▼

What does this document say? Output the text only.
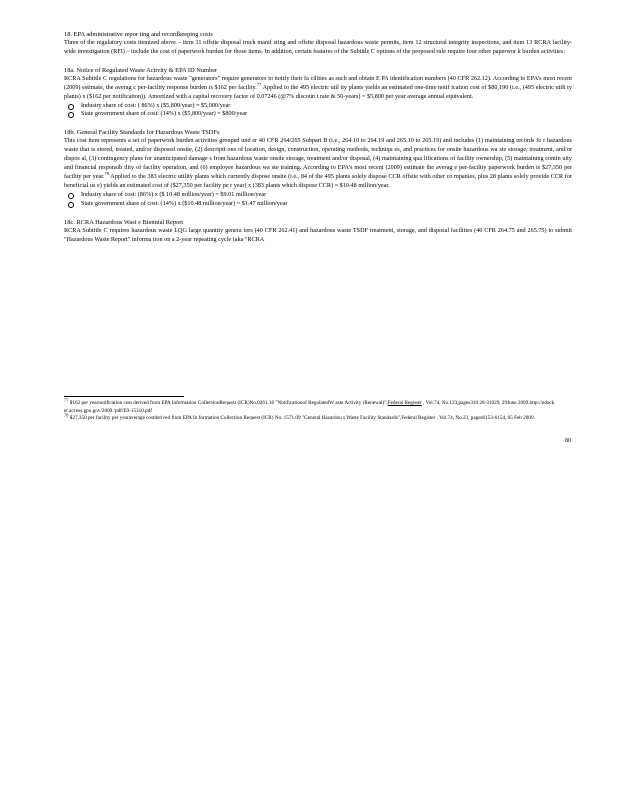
18. EPA administrative repor ting and recordkeeping costs

Three of the regulatory costs itemized above – item 11 offsite disposal truck manif sting and offsite disposal hazardous waste permits, item 12 structural integrity inspections, and item 13 RCRA facility-wide investigation (RFI) – include the cost of paperwork burden for those items. In addition, certain features of the Subtitle C options of the proposed rule require four other paperwor k burden activities:

18a. Notice of Regulated Waste Activity & EPA ID Number

RCRA Subtitle C regulations for hazardous waste "generators" require generators to notify their fa cilities as such and obtain E PA identification numbers (40 CFR 262.12). According to EPA's most recent (2009) estimate, the averag c per-facility response burden is $162 per facility.$^{77}$ Applied to the 495 electric util ity plants yields an estimated one-time notif ication cost of $80,190 (i.e., (495 electric utili ty plants) x ($162 per notification)). Amortized with a capital recovery factor of 0.07246 (@7% discoun t rate & 50-years) = $5,800 per year average annual equivalent.

Industry share of cost: ( 86%) x ($5,800/year) = $5,000/year
State government share of cost: (14%) x ($5,800/year) = $800/year

18b. General Facility Standards for Hazardous Waste TSDFs

This cost item represents a set of paperwork burden activities grouped und er 40 CFR 264/265 Subpart B (i.e., 264.10 to 264.19 and 265.10 to 265.19) and includes (1) maintaining records fo r hazardous waste that is stored, treated, and/or disposed onsite, (2) descripti ons of location, design, construction, operating methods, techniqu es, and practices for onsite hazardous wa ste storage, treatment, and/or dispos al, (3) contingency plans for unanticipated damage s from hazardous waste onsite storage, treatment and/or disposal, (4) maintaining qua lifications of facility ownership, (5) maintaining contin uity and financial responsib ility of facility operation, and (6) employee hazardous wa ste training. According to EPA's most recent (2009) estimate the averag e per-facility paperwork burden is $27,350 per facility per year.$^{78}$ Applied to the 383 electric utility plants which currently dispose onsite (i.e., 84 of the 495 plants solely dispose CCR offsite with other co mpanies, plus 28 plants solely provide CCR for beneficial us e) yields an estimated cost of ($27,350 per facility pe r year) x (383 plants which dispose CCR) = $10.48 million/year.

Industry share of cost: (86%) x ($ 10.48 million/year) = $9.01 million/year
State government share of cost: (14%) x ($10.48 million/year) = $1.47 million/year

18c. RCRA Hazardous Wast e Biennial Report

RCRA Subtitle C requires hazardous waste LQG large quantity genera tors (40 CFR 262.41) and hazardous waste TSDF treatment, storage, and disposal facilities (40 CFR 264.75 and 265.75) to submit "Hazardous Waste Report" informa tion on a 2-year repeating cycle (aka "RCRA

$^{77}$ $162 per yearnotification cost derived from EPA Information CollectionRequest (ICR)No.0261.16 "Notificationof RegulatedW aste Activity (Renewal)",Federal Register , Vol.74, No.123,pages310 28-31029, 29June 2009.http://edock et.access.gpo.gov/2009 /pdf/E9-15310.pdf

$^{78}$ $27,350 per facility per yearaverage costderived from EPA In formation Collection Request (ICR) No. 1571.09 "General Hazardou s Waste Facility Standards",Federal Register , Vol.74, No.23, pages6153-6154, 05 Feb 2009.

80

▲

Count each line of the entries that holds the word "share", then state the total and nothing more.

4